Task to carry out
Exact transcript, pictures excluded: write out every record below.

Entries shown

........

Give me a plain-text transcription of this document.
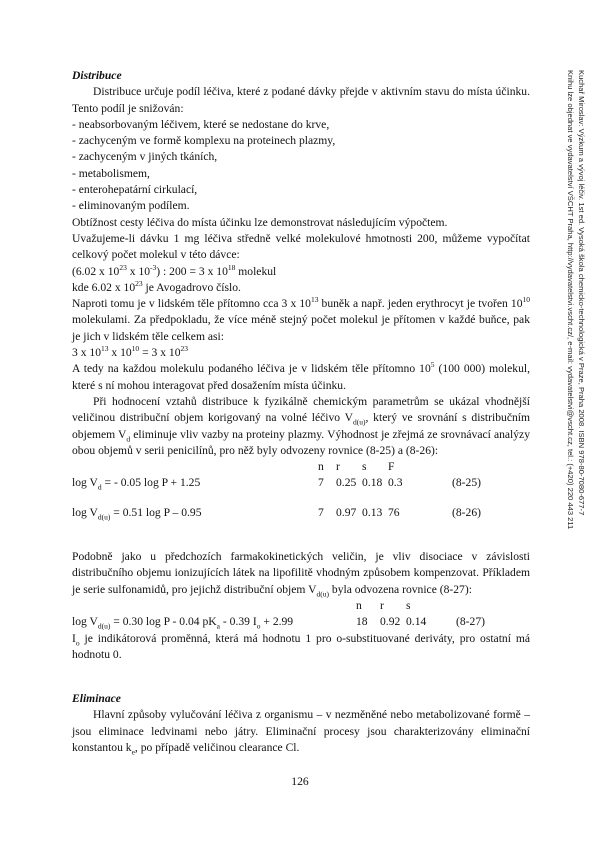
Distribuce

Distribuce určuje podíl léčiva, které z podané dávky přejde v aktivním stavu do místa účinku. Tento podíl je snižován:

- neabsorbovaným léčivem, které se nedostane do krve,

- zachyceným ve formě komplexu na proteinech plazmy,

- zachyceným v jiných tkáních,

- metabolismem,

- enterohepatární cirkulací,

- eliminovaným podílem.

Obtížnost cesty léčiva do místa účinku lze demonstrovat následujícím výpočtem.

Uvažujeme-li dávku 1 mg léčiva středně velké molekulové hmotnosti 200, můžeme vypočítat celkový počet molekul v této dávce:

(6.02 x $10^{23}$ x $10^{-3}$) : 200 = 3 x $10^{18}$ molekul

kde 6.02 x $10^{23}$ je Avogadrovo číslo.

Naproti tomu je v lidském těle přítomno cca 3 x $10^{13}$ buněk a např. jeden erythrocyt je tvořen $10^{10}$ molekulami. Za předpokladu, že více méně stejný počet molekul je přítomen v každé buňce, pak je jich v lidském těle celkem asi:

3 x $10^{13}$ x $10^{10} = 3$ x $10^{23}$

A tedy na každou molekulu podaného léčiva je v lidském těle přítomno $10^5$ (100 000) molekul, které s ní mohou interagovat před dosažením místa účinku.

Při hodnocení vztahů distribuce k fyzikálně chemickým parametrům se ukázal vhodnější veličinou distribuční objem korigovaný na volné léčivo $V_{d(u)}$, který ve srovnání s distribučním objemem $V_d$ eliminuje vliv vazby na proteiny plazmy. Výhodnost je zřejmá ze srovnávací analýzy obou objemů v serii penicilínů, pro něž byly odvozeny rovnice (8-25) a (8-26):

	n	r	s	F	
$\log V_d$ = - 0.05 log P + 1.25	7	0.25	0.18	0.3	(8-25)

$\log V_{d(u)} = 0.51$ log P – 0.95	7	0.97	0.13	76	(8-26)

Podobně jako u předchozích farmakokinetických veličin, je vliv disociace v závislosti distribučního objemu ionizujících látek na lipofilitě vhodným způsobem kompenzovat. Příkladem je serie sulfonamidů, pro jejichž distribuční objem $V_{d(u)}$ byla odvozena rovnice (8-27):

	n	r	s	
$\log V_{d(u)} = 0.30$ log P - 0.04 $pK_a - 0.39$ $I_o + 2.99$	18	0.92	0.14	(8-27)

$I_o$ je indikátorová proměnná, která má hodnotu 1 pro o-substituované deriváty, pro ostatní má hodnotu 0.

Eliminace

Hlavní způsoby vylučování léčiva z organismu – v nezměněné nebo metabolizované formě – jsou eliminace ledvinami nebo játry. Eliminační procesy jsou charakterizovány eliminační konstantou $k_e$, po případě veličinou clearance Cl.

126
Kuchař Miroslav: Výzkum a vývoj léčiv. 1st ed. Vysoká škola chemicko-technologická v Praze, Praha 2008. ISBN 978-80-7080-677-7
Knihu lze objednat ve vydavatelství VŠCHT Praha, http://vydavatelstvi.vscht.cz/, e-mail: vydavatelstvi@vscht.cz, tel.: (+420) 220 443 211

........

Written reply
Give me a plain-text transcription of this document.
Distribuce

Distribuce určuje podíl léčiva, které z podané dávky přejde v aktivním stavu do místa účinku. Tento podíl je snižován:

- neabsorbovaným léčivem, které se nedostane do krve,

- zachyceným ve formě komplexu na proteinech plazmy,

- zachyceným v jiných tkáních,

- metabolismem,

- enterohepatární cirkulací,

- eliminovaným podílem.

Obtížnost cesty léčiva do místa účinku lze demonstrovat následujícím výpočtem.

Uvažujeme-li dávku 1 mg léčiva středně velké molekulové hmotnosti 200, můžeme vypočítat celkový počet molekul v této dávce:

(6.02 x $10^{23}$ x $10^{-3}$) : 200 = 3 x $10^{18}$ molekul

kde 6.02 x $10^{23}$ je Avogadrovo číslo.

Naproti tomu je v lidském těle přítomno cca 3 x $10^{13}$ buněk a např. jeden erythrocyt je tvořen $10^{10}$ molekulami. Za předpokladu, že více méně stejný počet molekul je přítomen v každé buňce, pak je jich v lidském těle celkem asi:

3 x $10^{13}$ x $10^{10} = 3$ x $10^{23}$

A tedy na každou molekulu podaného léčiva je v lidském těle přítomno $10^5$ (100 000) molekul, které s ní mohou interagovat před dosažením místa účinku.

Při hodnocení vztahů distribuce k fyzikálně chemickým parametrům se ukázal vhodnější veličinou distribuční objem korigovaný na volné léčivo $V_{d(u)}$, který ve srovnání s distribučním objemem $V_d$ eliminuje vliv vazby na proteiny plazmy. Výhodnost je zřejmá ze srovnávací analýzy obou objemů v serii penicilínů, pro něž byly odvozeny rovnice (8-25) a (8-26):

	n	r	s	F	
$\log V_d$ = - 0.05 log P + 1.25	7	0.25	0.18	0.3	(8-25)

$\log V_{d(u)} = 0.51$ log P – 0.95	7	0.97	0.13	76	(8-26)

Podobně jako u předchozích farmakokinetických veličin, je vliv disociace v závislosti distribučního objemu ionizujících látek na lipofilitě vhodným způsobem kompenzovat. Příkladem je serie sulfonamidů, pro jejichž distribuční objem $V_{d(u)}$ byla odvozena rovnice (8-27):

	n	r	s	
$\log V_{d(u)} = 0.30$ log P - 0.04 $pK_a - 0.39$ $I_o + 2.99$	18	0.92	0.14	(8-27)

$I_o$ je indikátorová proměnná, která má hodnotu 1 pro o-substituované deriváty, pro ostatní má hodnotu 0.

Eliminace

Hlavní způsoby vylučování léčiva z organismu – v nezměněné nebo metabolizované formě – jsou eliminace ledvinami nebo játry. Eliminační procesy jsou charakterizovány eliminační konstantou $k_e$, po případě veličinou clearance Cl.

126
Kuchař Miroslav: Výzkum a vývoj léčiv. 1st ed. Vysoká škola chemicko-technologická v Praze, Praha 2008. ISBN 978-80-7080-677-7
Knihu lze objednat ve vydavatelství VŠCHT Praha, http://vydavatelstvi.vscht.cz/, e-mail: vydavatelstvi@vscht.cz, tel.: (+420) 220 443 211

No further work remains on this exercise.